_Description of the task_
Only the lines from the one containing "Transcribe this image's" to the end of the records belong in the output; print them exactly.

===== Data to use

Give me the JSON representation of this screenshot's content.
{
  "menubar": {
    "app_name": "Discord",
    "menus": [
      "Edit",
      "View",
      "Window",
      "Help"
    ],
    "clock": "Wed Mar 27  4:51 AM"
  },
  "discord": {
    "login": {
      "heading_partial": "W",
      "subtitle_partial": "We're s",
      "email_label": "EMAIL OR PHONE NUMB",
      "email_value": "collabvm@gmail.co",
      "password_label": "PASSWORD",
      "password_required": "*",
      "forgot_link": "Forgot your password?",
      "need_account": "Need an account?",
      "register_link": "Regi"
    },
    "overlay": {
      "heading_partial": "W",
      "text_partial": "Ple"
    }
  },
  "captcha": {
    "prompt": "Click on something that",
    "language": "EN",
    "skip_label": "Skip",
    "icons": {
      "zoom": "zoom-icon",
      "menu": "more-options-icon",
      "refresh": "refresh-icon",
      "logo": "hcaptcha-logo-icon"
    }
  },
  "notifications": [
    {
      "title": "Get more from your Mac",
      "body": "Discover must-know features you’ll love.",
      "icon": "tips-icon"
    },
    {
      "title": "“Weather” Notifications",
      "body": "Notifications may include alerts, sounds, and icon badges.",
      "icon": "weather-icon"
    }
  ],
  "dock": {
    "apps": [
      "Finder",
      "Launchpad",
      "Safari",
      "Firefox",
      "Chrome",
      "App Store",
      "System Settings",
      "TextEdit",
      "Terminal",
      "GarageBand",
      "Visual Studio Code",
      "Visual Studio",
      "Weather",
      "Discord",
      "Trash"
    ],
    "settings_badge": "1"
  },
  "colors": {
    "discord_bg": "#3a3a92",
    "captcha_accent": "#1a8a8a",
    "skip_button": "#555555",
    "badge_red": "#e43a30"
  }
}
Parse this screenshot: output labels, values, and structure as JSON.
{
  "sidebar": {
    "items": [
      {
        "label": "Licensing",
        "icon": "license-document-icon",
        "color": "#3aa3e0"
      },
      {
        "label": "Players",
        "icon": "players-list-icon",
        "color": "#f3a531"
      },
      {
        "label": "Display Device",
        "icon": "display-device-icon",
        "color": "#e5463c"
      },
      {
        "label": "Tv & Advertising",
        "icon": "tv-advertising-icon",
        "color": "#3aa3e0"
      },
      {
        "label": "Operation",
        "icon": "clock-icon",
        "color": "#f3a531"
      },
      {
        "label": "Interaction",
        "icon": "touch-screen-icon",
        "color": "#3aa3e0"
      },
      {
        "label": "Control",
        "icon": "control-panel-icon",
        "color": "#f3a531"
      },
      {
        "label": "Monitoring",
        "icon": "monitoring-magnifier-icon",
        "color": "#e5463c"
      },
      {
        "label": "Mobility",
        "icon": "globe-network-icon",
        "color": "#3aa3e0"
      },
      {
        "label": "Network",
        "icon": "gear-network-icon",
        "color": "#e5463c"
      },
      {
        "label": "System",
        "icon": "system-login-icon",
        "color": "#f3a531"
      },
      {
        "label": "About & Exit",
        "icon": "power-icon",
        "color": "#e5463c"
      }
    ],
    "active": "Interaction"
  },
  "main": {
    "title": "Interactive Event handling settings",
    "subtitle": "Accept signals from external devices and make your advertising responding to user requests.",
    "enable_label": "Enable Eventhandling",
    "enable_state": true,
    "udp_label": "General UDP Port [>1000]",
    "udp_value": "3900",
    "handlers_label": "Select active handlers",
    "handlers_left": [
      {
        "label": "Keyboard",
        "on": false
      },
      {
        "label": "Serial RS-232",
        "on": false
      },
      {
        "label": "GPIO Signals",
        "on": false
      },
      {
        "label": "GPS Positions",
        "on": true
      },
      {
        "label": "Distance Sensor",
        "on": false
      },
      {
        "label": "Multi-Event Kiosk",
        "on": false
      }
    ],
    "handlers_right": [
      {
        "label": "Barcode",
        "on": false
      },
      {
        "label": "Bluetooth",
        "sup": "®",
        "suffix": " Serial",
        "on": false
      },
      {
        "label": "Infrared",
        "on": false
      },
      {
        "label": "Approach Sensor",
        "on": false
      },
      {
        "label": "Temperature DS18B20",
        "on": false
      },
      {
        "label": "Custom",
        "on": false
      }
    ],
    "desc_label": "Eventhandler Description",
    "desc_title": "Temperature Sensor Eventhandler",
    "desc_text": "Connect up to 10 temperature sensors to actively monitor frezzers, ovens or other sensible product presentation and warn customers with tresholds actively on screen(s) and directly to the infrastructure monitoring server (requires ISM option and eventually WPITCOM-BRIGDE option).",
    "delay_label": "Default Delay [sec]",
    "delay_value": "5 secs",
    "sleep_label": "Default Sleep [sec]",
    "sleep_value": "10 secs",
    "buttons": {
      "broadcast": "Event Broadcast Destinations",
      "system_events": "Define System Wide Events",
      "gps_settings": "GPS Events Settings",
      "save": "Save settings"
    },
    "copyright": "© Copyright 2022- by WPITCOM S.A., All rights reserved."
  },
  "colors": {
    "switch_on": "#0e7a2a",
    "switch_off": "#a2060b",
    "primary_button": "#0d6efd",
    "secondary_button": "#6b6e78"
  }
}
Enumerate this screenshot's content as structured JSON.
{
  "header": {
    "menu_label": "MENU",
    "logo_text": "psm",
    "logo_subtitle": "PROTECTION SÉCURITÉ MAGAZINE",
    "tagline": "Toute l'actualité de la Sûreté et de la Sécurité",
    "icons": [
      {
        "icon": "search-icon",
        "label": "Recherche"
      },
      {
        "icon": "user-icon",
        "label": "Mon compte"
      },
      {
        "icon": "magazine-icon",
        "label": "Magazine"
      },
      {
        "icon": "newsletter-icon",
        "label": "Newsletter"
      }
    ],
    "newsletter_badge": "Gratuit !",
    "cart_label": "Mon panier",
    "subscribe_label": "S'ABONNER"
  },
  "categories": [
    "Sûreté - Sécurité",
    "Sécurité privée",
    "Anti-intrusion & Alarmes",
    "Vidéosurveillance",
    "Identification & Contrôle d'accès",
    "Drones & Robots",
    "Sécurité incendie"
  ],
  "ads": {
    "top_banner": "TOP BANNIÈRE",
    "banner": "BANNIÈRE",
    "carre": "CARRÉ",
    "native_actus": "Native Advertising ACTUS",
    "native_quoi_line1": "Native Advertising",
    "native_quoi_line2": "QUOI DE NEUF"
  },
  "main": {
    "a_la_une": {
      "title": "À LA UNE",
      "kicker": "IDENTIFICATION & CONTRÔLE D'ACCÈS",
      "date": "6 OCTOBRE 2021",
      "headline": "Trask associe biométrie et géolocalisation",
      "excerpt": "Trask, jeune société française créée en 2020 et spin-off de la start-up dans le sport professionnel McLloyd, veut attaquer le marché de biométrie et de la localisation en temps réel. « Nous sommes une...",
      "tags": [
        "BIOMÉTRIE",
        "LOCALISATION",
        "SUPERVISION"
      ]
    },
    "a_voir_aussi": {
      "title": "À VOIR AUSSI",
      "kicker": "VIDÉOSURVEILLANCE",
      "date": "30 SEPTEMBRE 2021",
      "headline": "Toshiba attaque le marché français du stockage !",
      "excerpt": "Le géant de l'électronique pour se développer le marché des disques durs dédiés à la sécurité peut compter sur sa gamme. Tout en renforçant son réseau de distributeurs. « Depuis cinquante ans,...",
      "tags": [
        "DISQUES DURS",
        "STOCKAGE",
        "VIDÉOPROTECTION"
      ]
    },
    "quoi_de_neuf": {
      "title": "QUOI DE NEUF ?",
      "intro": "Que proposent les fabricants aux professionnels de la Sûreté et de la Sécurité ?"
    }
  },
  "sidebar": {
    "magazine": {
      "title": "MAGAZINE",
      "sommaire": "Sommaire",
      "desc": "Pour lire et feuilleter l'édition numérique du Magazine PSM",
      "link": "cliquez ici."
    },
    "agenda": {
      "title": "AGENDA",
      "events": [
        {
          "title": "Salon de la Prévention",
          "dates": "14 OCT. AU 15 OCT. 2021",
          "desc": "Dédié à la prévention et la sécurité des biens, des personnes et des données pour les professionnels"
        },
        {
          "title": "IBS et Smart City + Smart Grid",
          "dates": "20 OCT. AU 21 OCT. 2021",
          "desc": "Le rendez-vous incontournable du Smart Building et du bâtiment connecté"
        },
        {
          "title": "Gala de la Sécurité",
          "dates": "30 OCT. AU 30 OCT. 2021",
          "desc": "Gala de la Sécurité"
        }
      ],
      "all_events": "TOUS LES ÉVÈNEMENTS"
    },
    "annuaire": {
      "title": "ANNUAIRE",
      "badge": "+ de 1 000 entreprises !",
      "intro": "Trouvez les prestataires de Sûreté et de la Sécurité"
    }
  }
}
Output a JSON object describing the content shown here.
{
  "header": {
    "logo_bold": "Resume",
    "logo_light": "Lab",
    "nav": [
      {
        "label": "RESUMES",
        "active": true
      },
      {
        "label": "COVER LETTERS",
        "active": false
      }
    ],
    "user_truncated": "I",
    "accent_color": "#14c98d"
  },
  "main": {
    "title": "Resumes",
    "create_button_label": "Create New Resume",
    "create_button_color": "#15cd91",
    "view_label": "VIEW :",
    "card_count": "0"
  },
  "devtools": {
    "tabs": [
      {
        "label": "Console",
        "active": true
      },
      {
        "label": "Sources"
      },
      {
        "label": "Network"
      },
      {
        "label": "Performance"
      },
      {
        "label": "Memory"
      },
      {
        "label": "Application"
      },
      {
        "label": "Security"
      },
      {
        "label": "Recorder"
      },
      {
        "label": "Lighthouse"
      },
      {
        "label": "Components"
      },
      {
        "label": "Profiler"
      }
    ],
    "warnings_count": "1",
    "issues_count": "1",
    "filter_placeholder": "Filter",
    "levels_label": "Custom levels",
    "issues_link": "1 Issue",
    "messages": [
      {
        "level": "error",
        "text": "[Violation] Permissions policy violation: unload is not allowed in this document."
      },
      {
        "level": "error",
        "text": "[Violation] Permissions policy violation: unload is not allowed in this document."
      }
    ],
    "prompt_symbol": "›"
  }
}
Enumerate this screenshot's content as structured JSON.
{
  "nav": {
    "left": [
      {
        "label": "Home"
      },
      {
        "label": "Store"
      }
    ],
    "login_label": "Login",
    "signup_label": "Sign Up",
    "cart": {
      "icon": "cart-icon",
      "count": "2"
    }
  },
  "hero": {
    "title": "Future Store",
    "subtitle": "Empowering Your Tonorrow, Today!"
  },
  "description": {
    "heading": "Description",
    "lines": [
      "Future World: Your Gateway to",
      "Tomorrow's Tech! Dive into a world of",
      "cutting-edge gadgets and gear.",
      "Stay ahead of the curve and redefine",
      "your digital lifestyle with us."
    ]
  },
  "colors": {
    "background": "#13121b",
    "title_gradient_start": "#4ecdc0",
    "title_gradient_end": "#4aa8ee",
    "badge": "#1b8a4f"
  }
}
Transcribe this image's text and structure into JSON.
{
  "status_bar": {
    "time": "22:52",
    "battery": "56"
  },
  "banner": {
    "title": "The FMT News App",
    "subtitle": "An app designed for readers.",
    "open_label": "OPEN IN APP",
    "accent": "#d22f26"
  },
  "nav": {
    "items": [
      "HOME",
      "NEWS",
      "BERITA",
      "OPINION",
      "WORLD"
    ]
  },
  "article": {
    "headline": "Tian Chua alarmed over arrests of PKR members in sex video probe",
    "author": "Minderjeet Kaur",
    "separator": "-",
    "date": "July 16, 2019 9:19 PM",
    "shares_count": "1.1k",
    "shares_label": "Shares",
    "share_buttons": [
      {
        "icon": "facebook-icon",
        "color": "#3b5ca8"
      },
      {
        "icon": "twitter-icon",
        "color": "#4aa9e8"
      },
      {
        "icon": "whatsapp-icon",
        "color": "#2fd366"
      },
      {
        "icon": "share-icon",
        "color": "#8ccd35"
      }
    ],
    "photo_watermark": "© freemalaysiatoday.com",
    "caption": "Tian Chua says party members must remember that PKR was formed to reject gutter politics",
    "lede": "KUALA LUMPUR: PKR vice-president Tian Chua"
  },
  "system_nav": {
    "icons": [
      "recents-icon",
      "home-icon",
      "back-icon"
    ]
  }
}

==========

_Answer_
Transcribe this image's text and structure into JSON.
{
  "status_bar": {
    "time": "22:52",
    "battery": "56"
  },
  "banner": {
    "title": "The FMT News App",
    "subtitle": "An app designed for readers.",
    "open_label": "OPEN IN APP",
    "accent": "#d22f26"
  },
  "nav": {
    "items": [
      "HOME",
      "NEWS",
      "BERITA",
      "OPINION",
      "WORLD"
    ]
  },
  "article": {
    "headline": "Tian Chua alarmed over arrests of PKR members in sex video probe",
    "author": "Minderjeet Kaur",
    "separator": "-",
    "date": "July 16, 2019 9:19 PM",
    "shares_count": "1.1k",
    "shares_label": "Shares",
    "share_buttons": [
      {
        "icon": "facebook-icon",
        "color": "#3b5ca8"
      },
      {
        "icon": "twitter-icon",
        "color": "#4aa9e8"
      },
      {
        "icon": "whatsapp-icon",
        "color": "#2fd366"
      },
      {
        "icon": "share-icon",
        "color": "#8ccd35"
      }
    ],
    "photo_watermark": "© freemalaysiatoday.com",
    "caption": "Tian Chua says party members must remember that PKR was formed to reject gutter politics",
    "lede": "KUALA LUMPUR: PKR vice-president Tian Chua"
  },
  "system_nav": {
    "icons": [
      "recents-icon",
      "home-icon",
      "back-icon"
    ]
  }
}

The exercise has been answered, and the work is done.